SET TASK: Your task is to gather the lines below that hold the string "color".

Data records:
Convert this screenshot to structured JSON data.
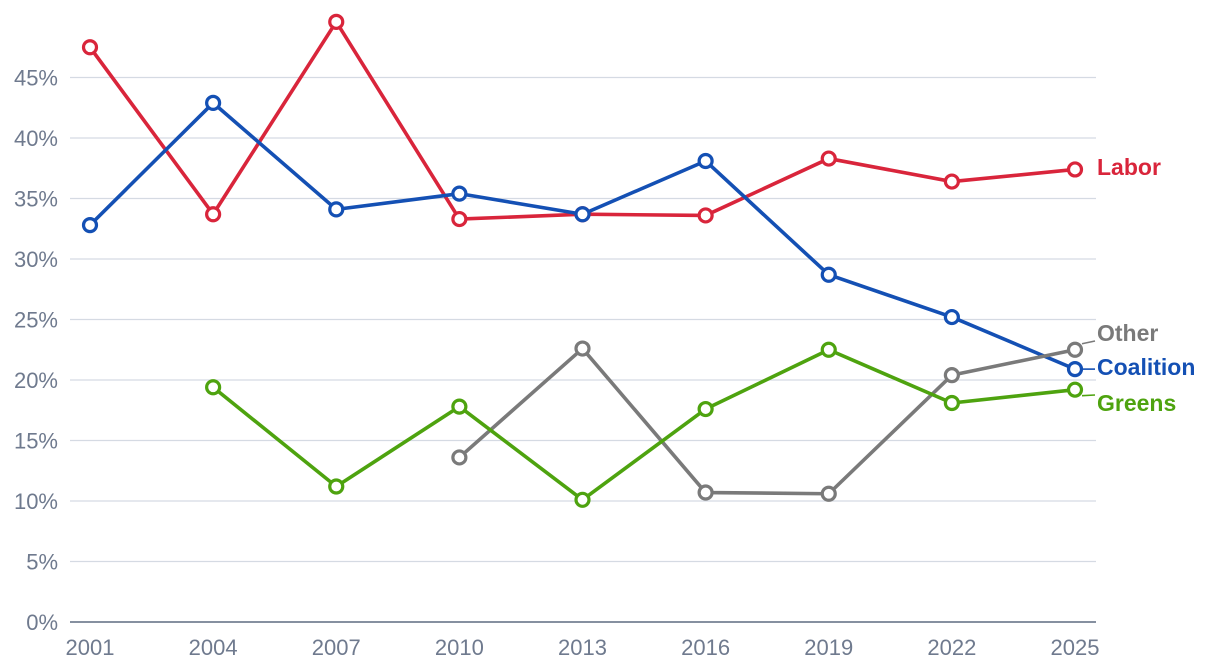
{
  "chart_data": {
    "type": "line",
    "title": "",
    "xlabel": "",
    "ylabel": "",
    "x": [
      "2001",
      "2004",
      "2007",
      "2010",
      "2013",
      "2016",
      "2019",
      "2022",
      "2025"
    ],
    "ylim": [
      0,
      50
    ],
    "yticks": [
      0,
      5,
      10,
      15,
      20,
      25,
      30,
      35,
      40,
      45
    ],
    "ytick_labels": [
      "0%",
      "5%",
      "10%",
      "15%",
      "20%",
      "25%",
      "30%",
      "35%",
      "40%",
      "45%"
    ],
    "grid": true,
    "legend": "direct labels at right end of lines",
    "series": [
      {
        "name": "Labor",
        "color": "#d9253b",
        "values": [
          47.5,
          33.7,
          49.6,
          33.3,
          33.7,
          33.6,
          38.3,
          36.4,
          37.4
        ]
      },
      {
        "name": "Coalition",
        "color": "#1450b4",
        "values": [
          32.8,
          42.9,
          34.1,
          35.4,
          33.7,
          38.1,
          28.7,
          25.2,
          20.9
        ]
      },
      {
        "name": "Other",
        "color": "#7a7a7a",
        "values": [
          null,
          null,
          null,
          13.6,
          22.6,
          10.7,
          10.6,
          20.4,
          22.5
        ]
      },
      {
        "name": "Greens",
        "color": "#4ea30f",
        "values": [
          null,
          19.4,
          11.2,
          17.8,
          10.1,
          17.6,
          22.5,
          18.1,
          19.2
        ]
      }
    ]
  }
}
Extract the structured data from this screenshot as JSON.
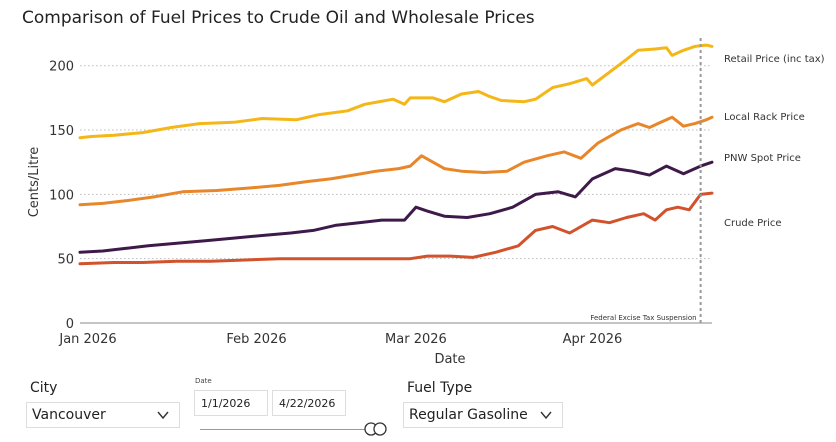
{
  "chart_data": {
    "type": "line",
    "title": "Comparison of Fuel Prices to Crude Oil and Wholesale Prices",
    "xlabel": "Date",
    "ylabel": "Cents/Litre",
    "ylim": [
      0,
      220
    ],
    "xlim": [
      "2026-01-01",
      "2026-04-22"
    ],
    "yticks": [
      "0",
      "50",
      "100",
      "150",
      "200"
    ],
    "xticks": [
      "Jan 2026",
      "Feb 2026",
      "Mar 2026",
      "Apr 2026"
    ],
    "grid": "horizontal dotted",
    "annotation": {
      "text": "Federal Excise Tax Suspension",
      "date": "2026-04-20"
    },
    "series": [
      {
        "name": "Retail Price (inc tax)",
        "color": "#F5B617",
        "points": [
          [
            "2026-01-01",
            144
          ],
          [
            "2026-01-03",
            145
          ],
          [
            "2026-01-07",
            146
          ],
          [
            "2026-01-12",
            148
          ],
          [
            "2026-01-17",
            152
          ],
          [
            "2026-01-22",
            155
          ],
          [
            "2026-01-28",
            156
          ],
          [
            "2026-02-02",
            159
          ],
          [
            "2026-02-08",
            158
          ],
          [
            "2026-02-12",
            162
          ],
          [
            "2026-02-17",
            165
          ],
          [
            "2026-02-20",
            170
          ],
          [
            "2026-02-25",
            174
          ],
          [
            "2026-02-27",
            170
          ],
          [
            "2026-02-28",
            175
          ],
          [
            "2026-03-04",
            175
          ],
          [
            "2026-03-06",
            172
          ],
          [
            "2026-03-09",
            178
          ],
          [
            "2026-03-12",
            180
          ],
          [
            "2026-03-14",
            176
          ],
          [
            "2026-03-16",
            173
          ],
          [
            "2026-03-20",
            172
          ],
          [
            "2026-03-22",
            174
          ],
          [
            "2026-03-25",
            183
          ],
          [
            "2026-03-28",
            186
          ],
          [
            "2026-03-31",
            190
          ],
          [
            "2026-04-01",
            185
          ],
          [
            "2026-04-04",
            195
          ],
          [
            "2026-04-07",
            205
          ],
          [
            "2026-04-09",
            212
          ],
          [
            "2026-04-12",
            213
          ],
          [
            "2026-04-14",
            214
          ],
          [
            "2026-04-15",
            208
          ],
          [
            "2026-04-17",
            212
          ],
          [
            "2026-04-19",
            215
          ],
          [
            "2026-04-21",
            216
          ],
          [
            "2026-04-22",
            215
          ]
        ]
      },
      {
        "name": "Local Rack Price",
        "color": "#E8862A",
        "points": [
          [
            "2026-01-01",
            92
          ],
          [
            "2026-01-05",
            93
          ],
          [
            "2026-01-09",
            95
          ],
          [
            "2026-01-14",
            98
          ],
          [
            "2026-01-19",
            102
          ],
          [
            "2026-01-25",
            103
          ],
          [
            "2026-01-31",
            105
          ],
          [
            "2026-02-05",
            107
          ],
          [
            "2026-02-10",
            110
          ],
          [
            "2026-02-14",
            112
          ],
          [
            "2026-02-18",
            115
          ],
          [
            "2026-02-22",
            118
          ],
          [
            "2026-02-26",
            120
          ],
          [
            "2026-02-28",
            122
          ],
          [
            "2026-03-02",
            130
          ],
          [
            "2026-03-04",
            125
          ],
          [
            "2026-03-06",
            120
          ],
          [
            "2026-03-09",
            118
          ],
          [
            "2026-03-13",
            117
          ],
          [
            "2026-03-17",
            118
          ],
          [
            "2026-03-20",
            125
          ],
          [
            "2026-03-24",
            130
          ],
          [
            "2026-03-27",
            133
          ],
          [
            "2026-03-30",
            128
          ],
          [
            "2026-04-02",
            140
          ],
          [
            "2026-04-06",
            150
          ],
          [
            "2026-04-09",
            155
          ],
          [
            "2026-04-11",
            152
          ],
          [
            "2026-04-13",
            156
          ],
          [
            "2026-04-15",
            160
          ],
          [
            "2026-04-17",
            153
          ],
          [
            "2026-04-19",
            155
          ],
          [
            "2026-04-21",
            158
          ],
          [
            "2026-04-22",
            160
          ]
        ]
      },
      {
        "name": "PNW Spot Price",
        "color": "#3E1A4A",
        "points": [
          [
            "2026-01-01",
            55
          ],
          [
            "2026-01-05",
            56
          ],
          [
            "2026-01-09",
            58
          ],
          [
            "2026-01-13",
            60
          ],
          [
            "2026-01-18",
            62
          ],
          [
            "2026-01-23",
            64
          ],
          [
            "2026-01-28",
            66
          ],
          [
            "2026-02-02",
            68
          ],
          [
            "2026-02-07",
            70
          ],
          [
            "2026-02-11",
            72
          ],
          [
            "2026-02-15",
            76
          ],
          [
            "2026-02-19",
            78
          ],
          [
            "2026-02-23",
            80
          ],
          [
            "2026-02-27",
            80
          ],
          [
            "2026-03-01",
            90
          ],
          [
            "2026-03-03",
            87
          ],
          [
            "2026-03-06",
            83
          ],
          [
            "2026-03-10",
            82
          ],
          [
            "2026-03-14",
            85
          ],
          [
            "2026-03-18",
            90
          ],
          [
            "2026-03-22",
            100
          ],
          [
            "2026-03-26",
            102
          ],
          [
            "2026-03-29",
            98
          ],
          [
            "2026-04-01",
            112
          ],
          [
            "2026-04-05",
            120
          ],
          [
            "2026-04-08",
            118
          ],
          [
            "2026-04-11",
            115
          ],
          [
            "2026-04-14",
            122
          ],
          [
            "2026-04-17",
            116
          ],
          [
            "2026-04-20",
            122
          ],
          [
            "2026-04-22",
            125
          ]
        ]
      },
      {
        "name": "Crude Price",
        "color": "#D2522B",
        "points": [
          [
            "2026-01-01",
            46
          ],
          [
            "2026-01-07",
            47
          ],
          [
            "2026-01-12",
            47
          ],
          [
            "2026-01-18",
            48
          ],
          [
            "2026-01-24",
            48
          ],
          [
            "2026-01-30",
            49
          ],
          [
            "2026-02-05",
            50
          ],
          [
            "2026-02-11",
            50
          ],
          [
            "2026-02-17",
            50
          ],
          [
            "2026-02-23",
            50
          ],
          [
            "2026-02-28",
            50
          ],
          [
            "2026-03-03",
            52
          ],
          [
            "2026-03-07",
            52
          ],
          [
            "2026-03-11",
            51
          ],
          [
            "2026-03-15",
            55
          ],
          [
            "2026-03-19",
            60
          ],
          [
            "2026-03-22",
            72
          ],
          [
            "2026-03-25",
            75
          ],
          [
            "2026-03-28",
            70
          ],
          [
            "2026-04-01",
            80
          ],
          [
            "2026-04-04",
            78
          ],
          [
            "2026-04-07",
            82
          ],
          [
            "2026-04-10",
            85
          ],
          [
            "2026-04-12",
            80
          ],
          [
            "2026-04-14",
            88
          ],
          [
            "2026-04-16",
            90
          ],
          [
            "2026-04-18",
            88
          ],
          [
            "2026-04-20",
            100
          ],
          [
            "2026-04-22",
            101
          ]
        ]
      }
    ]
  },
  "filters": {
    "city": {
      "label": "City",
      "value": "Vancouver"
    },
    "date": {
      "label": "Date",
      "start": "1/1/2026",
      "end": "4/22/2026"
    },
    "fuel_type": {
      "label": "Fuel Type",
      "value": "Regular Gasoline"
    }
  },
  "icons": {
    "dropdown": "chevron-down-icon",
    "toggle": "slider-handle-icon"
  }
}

TASK RESPONSE:
        "color": "#d9253b",
        "color": "#1450b4",
        "color": "#7a7a7a",
        "color": "#4ea30f",
        "color": "#F5B617",
        "color": "#E8862A",
        "color": "#3E1A4A",
        "color": "#D2522B",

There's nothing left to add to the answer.